[Saved entries]
○ ○ ○ ○
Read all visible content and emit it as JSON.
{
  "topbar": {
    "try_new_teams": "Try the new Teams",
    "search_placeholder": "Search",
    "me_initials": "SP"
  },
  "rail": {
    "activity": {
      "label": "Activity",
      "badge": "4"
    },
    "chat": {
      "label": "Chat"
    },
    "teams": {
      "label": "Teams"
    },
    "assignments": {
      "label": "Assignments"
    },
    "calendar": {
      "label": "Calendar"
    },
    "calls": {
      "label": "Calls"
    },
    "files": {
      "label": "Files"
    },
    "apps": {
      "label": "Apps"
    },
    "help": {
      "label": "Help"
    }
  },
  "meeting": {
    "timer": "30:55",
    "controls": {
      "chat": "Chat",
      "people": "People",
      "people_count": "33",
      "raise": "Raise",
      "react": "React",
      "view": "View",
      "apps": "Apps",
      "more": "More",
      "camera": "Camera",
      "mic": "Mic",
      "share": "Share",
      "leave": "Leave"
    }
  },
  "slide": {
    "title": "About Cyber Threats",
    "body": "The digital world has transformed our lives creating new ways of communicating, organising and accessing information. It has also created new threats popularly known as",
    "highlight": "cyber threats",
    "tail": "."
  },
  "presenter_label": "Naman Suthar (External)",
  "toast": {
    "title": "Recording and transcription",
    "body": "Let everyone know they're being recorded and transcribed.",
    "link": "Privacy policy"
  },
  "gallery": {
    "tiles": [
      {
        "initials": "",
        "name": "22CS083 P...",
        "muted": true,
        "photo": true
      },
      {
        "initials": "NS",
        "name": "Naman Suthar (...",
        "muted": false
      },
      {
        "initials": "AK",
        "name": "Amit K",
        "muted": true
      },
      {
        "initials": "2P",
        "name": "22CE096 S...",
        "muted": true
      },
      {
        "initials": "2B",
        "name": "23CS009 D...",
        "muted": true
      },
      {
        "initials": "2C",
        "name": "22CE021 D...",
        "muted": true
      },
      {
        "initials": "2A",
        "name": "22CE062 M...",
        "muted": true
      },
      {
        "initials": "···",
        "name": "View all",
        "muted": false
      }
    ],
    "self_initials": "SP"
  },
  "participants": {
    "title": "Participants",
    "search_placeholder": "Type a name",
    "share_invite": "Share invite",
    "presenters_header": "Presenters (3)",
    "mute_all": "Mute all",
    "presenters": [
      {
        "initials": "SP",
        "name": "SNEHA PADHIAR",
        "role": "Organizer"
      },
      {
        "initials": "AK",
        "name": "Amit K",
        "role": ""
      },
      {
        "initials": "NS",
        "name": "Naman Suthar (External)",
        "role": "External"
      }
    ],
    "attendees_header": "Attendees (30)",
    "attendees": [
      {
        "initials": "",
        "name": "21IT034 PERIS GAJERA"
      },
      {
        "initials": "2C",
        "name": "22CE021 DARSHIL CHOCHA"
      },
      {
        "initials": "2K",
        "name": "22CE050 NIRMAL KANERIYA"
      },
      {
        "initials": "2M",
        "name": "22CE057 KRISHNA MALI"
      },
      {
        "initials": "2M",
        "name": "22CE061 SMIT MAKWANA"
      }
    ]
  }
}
○ ○ ○ ○
▸ Work to be completed
Write out the entries in full, exactly as given.

▸ Complete answer
Read all visible content and emit it as JSON.
{
  "topbar": {
    "try_new_teams": "Try the new Teams",
    "search_placeholder": "Search",
    "me_initials": "SP"
  },
  "rail": {
    "activity": {
      "label": "Activity",
      "badge": "4"
    },
    "chat": {
      "label": "Chat"
    },
    "teams": {
      "label": "Teams"
    },
    "assignments": {
      "label": "Assignments"
    },
    "calendar": {
      "label": "Calendar"
    },
    "calls": {
      "label": "Calls"
    },
    "files": {
      "label": "Files"
    },
    "apps": {
      "label": "Apps"
    },
    "help": {
      "label": "Help"
    }
  },
  "meeting": {
    "timer": "30:55",
    "controls": {
      "chat": "Chat",
      "people": "People",
      "people_count": "33",
      "raise": "Raise",
      "react": "React",
      "view": "View",
      "apps": "Apps",
      "more": "More",
      "camera": "Camera",
      "mic": "Mic",
      "share": "Share",
      "leave": "Leave"
    }
  },
  "slide": {
    "title": "About Cyber Threats",
    "body": "The digital world has transformed our lives creating new ways of communicating, organising and accessing information. It has also created new threats popularly known as",
    "highlight": "cyber threats",
    "tail": "."
  },
  "presenter_label": "Naman Suthar (External)",
  "toast": {
    "title": "Recording and transcription",
    "body": "Let everyone know they're being recorded and transcribed.",
    "link": "Privacy policy"
  },
  "gallery": {
    "tiles": [
      {
        "initials": "",
        "name": "22CS083 P...",
        "muted": true,
        "photo": true
      },
      {
        "initials": "NS",
        "name": "Naman Suthar (...",
        "muted": false
      },
      {
        "initials": "AK",
        "name": "Amit K",
        "muted": true
      },
      {
        "initials": "2P",
        "name": "22CE096 S...",
        "muted": true
      },
      {
        "initials": "2B",
        "name": "23CS009 D...",
        "muted": true
      },
      {
        "initials": "2C",
        "name": "22CE021 D...",
        "muted": true
      },
      {
        "initials": "2A",
        "name": "22CE062 M...",
        "muted": true
      },
      {
        "initials": "···",
        "name": "View all",
        "muted": false
      }
    ],
    "self_initials": "SP"
  },
  "participants": {
    "title": "Participants",
    "search_placeholder": "Type a name",
    "share_invite": "Share invite",
    "presenters_header": "Presenters (3)",
    "mute_all": "Mute all",
    "presenters": [
      {
        "initials": "SP",
        "name": "SNEHA PADHIAR",
        "role": "Organizer"
      },
      {
        "initials": "AK",
        "name": "Amit K",
        "role": ""
      },
      {
        "initials": "NS",
        "name": "Naman Suthar (External)",
        "role": "External"
      }
    ],
    "attendees_header": "Attendees (30)",
    "attendees": [
      {
        "initials": "",
        "name": "21IT034 PERIS GAJERA"
      },
      {
        "initials": "2C",
        "name": "22CE021 DARSHIL CHOCHA"
      },
      {
        "initials": "2K",
        "name": "22CE050 NIRMAL KANERIYA"
      },
      {
        "initials": "2M",
        "name": "22CE057 KRISHNA MALI"
      },
      {
        "initials": "2M",
        "name": "22CE061 SMIT MAKWANA"
      }
    ]
  }
}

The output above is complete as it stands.